— The records —
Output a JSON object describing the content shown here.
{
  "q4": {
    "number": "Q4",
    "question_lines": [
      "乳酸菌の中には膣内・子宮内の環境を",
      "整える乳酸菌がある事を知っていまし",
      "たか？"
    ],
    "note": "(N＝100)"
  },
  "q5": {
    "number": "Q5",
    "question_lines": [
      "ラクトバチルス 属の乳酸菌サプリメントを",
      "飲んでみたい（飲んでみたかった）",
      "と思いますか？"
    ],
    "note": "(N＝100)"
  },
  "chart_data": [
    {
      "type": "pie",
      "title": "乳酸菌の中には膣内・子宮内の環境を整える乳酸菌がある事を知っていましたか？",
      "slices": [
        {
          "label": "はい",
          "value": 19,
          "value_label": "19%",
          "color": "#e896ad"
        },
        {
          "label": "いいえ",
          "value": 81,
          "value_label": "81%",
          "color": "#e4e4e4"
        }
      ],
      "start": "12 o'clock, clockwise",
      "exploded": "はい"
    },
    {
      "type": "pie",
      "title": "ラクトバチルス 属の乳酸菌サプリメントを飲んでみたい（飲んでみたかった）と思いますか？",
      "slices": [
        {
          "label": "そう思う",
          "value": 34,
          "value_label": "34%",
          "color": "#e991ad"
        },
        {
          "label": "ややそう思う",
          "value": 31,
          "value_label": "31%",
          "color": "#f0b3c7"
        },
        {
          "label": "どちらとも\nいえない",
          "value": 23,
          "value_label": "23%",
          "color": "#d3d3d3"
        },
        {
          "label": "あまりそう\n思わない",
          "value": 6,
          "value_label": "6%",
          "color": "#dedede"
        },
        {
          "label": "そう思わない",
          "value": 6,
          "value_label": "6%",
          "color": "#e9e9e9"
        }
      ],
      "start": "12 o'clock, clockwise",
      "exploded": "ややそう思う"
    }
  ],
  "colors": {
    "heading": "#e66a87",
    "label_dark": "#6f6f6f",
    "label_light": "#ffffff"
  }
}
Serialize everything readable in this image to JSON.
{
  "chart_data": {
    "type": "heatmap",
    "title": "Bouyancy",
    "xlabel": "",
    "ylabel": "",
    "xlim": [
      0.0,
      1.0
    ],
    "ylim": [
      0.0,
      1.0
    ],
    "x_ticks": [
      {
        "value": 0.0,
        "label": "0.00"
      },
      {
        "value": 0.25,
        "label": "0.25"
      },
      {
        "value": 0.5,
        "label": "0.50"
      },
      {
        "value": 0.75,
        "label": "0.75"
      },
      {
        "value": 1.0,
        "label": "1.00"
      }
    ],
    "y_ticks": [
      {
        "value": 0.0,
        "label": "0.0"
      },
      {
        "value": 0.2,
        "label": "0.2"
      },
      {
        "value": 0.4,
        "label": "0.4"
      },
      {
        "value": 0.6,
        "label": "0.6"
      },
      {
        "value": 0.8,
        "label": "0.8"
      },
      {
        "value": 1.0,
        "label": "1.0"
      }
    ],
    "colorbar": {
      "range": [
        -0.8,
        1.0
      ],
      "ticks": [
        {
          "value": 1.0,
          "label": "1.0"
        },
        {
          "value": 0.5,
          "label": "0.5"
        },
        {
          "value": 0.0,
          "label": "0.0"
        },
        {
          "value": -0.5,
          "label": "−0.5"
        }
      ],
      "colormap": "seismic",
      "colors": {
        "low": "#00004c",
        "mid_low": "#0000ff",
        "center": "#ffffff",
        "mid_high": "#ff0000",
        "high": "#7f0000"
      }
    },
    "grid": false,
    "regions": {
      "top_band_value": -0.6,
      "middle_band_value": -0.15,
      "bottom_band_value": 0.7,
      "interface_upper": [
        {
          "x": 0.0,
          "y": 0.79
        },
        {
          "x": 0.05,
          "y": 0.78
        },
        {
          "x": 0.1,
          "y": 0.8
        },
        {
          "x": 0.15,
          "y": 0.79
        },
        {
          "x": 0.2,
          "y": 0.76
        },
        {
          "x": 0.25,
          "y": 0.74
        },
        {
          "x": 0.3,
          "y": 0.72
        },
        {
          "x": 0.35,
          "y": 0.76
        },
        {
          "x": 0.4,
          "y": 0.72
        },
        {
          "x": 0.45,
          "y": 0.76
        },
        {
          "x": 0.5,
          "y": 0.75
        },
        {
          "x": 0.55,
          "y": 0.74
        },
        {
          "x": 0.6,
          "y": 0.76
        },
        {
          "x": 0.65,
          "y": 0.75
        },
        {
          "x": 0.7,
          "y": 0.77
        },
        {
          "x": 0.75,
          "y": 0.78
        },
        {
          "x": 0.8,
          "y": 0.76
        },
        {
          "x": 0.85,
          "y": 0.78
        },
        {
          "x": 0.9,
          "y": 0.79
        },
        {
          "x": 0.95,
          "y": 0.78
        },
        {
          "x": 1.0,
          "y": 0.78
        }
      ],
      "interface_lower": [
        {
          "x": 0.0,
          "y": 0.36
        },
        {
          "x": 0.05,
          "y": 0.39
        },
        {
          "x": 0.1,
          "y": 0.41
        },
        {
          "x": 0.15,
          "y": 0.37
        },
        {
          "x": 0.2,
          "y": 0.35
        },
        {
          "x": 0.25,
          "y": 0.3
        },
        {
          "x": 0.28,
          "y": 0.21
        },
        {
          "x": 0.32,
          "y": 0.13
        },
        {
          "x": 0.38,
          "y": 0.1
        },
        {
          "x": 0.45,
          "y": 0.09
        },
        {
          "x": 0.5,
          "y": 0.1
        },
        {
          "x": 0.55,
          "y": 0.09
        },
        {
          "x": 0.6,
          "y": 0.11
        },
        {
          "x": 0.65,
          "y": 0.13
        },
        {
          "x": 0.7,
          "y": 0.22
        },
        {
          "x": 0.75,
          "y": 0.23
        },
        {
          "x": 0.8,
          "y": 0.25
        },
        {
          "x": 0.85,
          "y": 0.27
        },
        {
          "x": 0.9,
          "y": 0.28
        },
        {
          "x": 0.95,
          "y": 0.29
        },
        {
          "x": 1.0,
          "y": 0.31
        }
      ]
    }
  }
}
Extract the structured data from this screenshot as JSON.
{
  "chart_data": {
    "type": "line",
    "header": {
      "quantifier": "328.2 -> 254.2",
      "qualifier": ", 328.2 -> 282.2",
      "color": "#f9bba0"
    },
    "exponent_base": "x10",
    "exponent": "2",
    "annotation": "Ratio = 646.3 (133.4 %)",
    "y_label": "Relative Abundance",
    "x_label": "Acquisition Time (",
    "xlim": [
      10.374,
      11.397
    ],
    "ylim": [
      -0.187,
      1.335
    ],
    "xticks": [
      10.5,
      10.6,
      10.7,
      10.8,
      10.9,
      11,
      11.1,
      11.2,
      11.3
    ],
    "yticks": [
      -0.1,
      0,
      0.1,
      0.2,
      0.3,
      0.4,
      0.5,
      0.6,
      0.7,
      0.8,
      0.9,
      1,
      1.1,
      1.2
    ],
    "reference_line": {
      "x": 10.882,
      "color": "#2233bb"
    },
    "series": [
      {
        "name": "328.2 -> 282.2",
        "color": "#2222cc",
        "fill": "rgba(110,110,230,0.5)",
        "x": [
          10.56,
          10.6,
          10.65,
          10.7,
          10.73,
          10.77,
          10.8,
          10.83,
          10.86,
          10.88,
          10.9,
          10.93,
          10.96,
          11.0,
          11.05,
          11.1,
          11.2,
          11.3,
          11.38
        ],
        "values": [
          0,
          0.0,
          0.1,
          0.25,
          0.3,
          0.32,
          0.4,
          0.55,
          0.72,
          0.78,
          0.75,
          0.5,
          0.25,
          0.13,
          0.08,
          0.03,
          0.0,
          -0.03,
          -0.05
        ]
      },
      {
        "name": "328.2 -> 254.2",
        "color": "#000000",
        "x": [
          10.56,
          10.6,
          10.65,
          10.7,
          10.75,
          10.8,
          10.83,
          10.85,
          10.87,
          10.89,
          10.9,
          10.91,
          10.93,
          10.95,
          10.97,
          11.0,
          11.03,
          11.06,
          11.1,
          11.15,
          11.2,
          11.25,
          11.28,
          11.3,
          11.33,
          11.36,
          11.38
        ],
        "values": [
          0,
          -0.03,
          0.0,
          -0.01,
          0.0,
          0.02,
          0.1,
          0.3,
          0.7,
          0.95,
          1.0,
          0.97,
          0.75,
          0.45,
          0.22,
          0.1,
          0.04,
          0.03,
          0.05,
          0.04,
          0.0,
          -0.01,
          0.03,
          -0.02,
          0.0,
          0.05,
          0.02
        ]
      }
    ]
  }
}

— What you need to do —
Report only the number of lines in the records that include the word "乳酸菌の中には膣内".

— Solution to this problem —
2